> [Directions for this task]:
Your task is to filter the data below down to the lines holding "Brauerſt".
_ _ _
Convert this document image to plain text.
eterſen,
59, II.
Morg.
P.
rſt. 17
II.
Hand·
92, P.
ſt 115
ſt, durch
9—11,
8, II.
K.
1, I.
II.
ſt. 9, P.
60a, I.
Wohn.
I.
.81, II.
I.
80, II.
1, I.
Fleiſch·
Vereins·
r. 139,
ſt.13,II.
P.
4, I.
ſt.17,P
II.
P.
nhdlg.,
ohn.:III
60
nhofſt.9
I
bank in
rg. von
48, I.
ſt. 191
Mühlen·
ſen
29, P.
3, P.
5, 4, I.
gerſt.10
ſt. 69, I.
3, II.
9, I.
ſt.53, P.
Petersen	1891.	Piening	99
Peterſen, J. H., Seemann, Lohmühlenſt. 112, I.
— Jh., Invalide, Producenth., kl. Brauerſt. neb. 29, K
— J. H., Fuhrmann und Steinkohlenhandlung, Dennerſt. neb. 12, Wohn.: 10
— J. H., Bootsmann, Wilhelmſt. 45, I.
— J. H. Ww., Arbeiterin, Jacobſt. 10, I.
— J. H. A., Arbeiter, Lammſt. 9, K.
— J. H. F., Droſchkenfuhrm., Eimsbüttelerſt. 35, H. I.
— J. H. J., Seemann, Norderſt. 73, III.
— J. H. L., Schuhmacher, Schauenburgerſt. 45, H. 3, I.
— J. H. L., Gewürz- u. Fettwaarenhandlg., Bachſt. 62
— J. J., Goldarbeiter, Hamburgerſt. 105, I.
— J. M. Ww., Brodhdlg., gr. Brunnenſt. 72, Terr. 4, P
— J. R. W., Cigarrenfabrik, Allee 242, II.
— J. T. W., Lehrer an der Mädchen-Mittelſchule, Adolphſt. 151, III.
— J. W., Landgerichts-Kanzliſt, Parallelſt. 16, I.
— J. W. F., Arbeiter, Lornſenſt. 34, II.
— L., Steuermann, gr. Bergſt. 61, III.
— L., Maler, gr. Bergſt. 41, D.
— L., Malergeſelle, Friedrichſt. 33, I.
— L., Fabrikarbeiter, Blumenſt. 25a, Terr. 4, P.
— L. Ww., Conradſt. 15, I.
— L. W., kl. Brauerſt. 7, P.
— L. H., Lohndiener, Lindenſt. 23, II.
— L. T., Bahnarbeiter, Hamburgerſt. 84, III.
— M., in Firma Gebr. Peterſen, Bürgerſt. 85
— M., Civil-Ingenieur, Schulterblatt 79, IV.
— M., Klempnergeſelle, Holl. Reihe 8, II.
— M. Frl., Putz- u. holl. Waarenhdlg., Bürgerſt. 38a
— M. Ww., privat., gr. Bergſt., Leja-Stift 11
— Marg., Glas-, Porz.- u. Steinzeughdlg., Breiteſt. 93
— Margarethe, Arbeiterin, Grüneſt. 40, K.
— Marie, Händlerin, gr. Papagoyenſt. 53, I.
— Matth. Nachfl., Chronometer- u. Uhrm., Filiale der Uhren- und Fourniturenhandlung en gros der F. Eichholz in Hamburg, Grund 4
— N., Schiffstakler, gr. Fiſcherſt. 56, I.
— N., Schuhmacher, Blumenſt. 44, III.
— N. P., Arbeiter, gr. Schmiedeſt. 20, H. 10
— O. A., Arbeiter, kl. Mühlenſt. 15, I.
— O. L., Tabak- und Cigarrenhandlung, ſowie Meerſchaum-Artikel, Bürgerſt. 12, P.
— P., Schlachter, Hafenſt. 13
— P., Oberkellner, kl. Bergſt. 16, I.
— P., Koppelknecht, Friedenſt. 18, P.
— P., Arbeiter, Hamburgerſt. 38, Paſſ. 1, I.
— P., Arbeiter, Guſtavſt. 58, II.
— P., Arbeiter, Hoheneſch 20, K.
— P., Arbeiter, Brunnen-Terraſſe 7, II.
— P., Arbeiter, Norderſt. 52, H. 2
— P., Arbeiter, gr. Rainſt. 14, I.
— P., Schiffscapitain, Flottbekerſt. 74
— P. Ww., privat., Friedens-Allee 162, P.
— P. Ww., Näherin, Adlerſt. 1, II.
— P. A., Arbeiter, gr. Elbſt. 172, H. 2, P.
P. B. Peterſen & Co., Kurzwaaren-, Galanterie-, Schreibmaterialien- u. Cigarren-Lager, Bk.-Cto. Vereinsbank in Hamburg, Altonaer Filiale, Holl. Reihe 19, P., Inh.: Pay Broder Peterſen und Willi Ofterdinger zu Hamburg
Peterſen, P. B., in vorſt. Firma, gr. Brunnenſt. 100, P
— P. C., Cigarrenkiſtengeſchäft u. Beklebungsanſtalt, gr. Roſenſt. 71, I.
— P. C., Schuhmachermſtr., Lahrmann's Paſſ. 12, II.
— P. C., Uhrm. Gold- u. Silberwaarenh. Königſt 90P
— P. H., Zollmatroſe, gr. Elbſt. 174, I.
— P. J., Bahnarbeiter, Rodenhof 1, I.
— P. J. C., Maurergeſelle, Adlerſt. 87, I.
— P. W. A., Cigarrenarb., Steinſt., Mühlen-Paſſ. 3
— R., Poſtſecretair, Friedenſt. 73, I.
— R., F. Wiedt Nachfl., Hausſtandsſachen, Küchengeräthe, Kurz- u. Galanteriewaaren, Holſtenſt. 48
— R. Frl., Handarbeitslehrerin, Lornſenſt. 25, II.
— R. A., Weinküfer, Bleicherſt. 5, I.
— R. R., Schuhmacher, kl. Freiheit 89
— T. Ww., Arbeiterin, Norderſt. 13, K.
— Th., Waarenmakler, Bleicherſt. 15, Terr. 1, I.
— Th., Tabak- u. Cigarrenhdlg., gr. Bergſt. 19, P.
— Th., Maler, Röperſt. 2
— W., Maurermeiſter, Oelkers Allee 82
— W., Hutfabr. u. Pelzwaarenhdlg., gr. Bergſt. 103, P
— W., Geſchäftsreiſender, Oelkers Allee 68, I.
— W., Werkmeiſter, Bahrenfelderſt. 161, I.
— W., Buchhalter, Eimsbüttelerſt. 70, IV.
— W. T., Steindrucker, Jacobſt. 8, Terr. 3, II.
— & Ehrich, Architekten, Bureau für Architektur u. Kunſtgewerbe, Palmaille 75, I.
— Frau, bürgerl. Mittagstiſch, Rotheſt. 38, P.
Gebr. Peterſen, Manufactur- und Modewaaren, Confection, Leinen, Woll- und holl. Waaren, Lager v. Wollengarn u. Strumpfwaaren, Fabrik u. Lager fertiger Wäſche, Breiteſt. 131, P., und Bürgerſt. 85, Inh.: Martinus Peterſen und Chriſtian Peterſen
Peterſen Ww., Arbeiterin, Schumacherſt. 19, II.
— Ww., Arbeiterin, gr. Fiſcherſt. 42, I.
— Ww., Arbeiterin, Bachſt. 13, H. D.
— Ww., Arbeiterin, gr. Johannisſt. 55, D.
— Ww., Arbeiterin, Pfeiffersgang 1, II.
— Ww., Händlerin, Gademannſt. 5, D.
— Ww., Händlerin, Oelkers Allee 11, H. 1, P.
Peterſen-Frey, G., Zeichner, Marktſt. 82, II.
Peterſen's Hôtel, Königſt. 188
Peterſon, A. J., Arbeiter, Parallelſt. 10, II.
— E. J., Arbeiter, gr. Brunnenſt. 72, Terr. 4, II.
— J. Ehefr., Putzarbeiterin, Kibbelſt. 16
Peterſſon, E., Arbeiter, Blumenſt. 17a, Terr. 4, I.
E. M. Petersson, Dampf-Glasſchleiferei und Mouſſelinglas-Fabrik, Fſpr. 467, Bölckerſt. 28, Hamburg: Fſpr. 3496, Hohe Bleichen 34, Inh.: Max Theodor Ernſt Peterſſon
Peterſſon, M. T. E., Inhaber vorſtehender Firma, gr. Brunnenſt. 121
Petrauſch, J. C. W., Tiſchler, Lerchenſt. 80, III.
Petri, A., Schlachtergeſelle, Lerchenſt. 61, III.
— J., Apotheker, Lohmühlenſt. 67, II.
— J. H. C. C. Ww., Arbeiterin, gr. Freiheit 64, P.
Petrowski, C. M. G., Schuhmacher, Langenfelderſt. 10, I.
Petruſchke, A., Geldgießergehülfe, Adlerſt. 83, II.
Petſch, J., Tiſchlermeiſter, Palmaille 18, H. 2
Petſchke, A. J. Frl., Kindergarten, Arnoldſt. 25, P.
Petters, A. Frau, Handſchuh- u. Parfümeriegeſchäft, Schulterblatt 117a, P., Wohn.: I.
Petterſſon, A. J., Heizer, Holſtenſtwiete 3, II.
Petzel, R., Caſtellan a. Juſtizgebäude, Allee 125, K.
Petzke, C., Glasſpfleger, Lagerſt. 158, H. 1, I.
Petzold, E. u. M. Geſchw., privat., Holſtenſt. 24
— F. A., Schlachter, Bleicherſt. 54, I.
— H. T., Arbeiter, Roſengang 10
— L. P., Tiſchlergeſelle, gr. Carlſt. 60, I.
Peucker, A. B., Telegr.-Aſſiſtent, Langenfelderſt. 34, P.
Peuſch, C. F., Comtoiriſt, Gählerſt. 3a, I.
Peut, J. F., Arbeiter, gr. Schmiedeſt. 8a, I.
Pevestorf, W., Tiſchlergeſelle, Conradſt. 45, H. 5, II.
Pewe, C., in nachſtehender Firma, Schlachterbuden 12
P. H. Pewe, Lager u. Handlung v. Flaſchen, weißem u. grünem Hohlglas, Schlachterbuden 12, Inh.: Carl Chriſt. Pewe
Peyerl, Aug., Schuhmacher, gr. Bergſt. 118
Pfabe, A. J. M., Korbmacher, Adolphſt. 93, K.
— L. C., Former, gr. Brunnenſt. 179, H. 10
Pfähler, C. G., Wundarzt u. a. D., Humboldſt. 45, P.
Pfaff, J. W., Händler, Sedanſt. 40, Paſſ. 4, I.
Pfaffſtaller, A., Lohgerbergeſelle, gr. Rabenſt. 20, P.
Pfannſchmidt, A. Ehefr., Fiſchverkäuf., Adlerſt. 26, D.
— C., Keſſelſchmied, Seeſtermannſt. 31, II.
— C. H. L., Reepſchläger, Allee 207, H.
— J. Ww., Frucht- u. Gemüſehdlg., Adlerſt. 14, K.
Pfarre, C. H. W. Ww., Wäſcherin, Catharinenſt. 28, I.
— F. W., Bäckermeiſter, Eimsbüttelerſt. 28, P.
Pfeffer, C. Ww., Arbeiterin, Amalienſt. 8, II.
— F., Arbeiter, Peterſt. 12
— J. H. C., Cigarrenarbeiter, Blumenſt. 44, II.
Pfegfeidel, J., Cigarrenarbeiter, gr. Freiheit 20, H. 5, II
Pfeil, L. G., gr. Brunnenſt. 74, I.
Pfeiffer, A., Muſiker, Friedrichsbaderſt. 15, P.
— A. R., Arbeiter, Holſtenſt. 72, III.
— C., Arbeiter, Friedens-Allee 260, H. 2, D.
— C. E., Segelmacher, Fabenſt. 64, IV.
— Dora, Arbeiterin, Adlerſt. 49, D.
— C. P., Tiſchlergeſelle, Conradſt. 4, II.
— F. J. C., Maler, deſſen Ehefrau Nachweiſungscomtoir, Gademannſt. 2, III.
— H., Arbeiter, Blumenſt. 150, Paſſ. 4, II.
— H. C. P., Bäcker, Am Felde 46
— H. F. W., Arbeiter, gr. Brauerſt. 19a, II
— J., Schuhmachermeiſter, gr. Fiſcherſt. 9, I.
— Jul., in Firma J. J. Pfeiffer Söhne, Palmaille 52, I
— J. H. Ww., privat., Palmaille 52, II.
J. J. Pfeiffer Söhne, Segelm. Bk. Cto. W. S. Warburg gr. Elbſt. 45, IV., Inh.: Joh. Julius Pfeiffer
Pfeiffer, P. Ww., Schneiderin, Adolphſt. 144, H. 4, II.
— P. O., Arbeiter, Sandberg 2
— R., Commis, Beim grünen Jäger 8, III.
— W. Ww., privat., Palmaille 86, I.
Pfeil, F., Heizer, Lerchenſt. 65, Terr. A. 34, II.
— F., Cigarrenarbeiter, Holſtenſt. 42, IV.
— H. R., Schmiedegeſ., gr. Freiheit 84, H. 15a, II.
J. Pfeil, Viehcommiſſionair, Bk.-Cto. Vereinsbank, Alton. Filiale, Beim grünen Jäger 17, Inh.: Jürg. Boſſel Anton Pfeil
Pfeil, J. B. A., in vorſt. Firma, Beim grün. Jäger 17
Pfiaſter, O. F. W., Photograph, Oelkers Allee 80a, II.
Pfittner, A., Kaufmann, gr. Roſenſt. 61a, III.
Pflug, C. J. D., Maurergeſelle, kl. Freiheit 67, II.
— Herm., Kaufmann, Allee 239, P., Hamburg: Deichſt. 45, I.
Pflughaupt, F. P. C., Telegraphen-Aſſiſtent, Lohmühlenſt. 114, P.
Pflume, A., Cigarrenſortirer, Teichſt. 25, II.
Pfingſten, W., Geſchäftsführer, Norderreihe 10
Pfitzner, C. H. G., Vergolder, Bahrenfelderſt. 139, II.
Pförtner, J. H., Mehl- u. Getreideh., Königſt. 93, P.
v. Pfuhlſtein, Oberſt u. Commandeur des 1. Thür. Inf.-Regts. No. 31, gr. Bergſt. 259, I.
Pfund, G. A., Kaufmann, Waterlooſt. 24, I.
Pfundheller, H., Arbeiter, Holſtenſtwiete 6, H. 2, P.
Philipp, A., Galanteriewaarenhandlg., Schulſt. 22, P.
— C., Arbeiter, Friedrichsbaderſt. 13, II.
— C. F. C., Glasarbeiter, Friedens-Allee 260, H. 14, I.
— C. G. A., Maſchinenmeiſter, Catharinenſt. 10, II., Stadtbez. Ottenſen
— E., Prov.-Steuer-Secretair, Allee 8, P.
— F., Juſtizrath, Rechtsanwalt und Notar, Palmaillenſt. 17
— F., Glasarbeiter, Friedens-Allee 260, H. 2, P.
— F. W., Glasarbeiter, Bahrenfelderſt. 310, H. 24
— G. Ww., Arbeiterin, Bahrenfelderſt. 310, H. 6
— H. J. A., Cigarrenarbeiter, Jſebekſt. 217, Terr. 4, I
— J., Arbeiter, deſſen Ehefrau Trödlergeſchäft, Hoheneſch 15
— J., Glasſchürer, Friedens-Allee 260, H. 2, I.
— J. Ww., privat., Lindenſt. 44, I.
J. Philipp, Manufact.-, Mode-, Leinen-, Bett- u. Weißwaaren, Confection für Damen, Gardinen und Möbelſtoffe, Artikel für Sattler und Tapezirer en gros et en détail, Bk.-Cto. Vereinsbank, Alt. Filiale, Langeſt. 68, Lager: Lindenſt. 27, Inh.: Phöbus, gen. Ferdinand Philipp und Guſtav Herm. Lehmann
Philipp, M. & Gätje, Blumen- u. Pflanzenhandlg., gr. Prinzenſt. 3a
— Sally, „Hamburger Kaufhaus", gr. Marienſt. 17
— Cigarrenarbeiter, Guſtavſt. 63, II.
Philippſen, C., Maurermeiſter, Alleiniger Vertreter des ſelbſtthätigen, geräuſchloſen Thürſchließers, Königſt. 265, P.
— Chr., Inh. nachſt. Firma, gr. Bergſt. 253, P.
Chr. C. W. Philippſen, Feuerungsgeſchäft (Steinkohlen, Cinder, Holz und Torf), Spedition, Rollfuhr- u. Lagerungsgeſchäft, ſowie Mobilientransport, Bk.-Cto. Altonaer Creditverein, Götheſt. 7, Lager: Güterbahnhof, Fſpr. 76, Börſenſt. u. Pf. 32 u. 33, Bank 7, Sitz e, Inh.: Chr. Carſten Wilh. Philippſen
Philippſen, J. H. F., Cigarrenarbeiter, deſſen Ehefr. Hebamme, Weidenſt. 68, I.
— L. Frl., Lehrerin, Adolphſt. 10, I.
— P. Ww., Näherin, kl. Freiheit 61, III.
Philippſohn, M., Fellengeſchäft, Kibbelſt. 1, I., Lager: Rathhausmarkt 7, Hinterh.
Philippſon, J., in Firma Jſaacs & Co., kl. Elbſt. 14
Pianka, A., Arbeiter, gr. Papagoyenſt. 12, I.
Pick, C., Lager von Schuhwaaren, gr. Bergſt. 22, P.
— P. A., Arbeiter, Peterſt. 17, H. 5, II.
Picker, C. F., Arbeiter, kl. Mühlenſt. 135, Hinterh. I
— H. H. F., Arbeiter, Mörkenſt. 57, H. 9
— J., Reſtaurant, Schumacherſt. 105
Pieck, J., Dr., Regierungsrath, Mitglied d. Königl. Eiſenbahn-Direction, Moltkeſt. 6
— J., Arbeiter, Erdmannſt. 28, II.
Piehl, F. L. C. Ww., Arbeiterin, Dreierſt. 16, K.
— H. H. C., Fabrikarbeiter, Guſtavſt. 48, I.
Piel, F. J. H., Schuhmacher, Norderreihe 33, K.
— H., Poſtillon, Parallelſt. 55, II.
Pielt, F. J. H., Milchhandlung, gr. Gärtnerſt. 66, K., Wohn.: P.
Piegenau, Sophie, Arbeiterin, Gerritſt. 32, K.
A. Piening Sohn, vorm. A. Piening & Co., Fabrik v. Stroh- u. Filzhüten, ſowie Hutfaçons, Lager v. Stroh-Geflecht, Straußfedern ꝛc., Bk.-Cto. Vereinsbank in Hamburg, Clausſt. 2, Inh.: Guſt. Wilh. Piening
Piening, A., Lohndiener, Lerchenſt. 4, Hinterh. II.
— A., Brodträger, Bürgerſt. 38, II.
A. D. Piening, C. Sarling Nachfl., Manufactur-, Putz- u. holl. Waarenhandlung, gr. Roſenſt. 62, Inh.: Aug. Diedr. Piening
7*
_ _ _
> [The result]:
— Jh., Invalide, Producenth., kl. Brauerſt. neb. 29, K
— L. W., kl. Brauerſt. 7, P.
— H. F. W., Arbeiter, gr. Brauerſt. 19a, II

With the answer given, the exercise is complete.